Read the material below. Count the lines containing "label" and give that count alone.
>> Start
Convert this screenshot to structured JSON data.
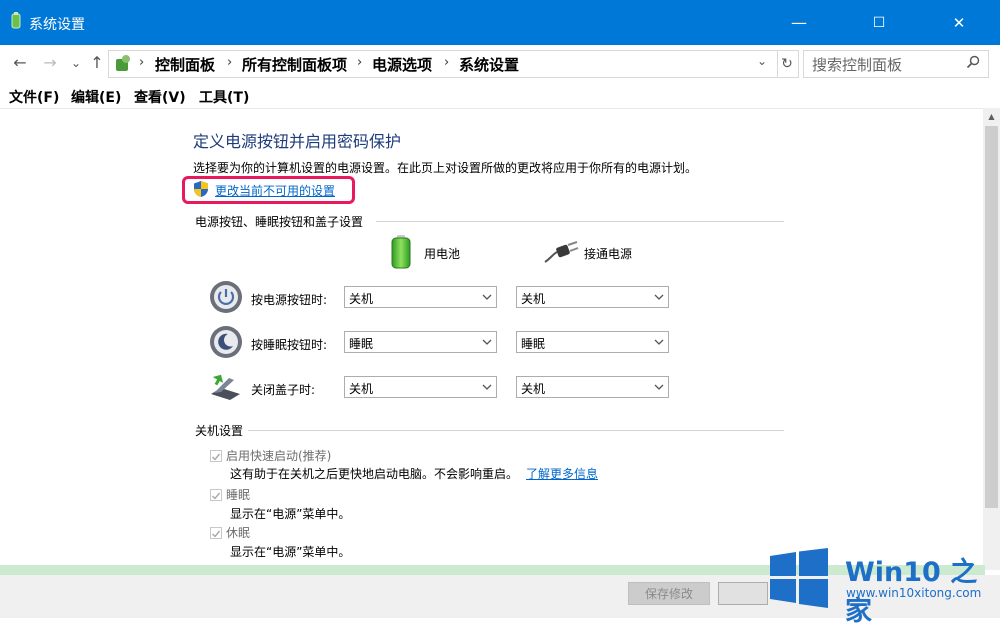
{
  "window": {
    "title": "系统设置",
    "controls": {
      "minimize": "—",
      "maximize": "☐",
      "close": "✕"
    }
  },
  "nav": {
    "back": "←",
    "forward": "→",
    "recent": "⌄",
    "up": "↑",
    "breadcrumbs": [
      "控制面板",
      "所有控制面板项",
      "电源选项",
      "系统设置"
    ],
    "separator": "›",
    "dropdown": "⌄",
    "refresh": "↻",
    "search_placeholder": "搜索控制面板"
  },
  "menu": [
    "文件(F)",
    "编辑(E)",
    "查看(V)",
    "工具(T)"
  ],
  "content": {
    "heading": "定义电源按钮并启用密码保护",
    "description": "选择要为你的计算机设置的电源设置。在此页上对设置所做的更改将应用于你所有的电源计划。",
    "change_link": "更改当前不可用的设置",
    "section1": "电源按钮、睡眠按钮和盖子设置",
    "col_battery": "用电池",
    "col_plugged": "接通电源",
    "rows": [
      {
        "label": "按电源按钮时:",
        "battery": "关机",
        "plugged": "关机"
      },
      {
        "label": "按睡眠按钮时:",
        "battery": "睡眠",
        "plugged": "睡眠"
      },
      {
        "label": "关闭盖子时:",
        "battery": "关机",
        "plugged": "关机"
      }
    ],
    "section2": "关机设置",
    "shutdown_options": [
      {
        "label": "启用快速启动(推荐)",
        "desc": "这有助于在关机之后更快地启动电脑。不会影响重启。",
        "checked": true
      },
      {
        "label": "睡眠",
        "desc": "显示在“电源”菜单中。",
        "checked": true
      },
      {
        "label": "休眠",
        "desc": "显示在“电源”菜单中。",
        "checked": true
      }
    ],
    "learn_more": "了解更多信息"
  },
  "footer": {
    "save": "保存修改"
  },
  "watermark": {
    "title": "Win10 之家",
    "url": "www.win10xitong.com"
  },
  "colors": {
    "titlebar": "#0078d7",
    "heading": "#1e3c7c",
    "link": "#0066cc",
    "highlight": "#e8195c",
    "watermark": "#1d6fc7"
  }
}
>> End
Written response
6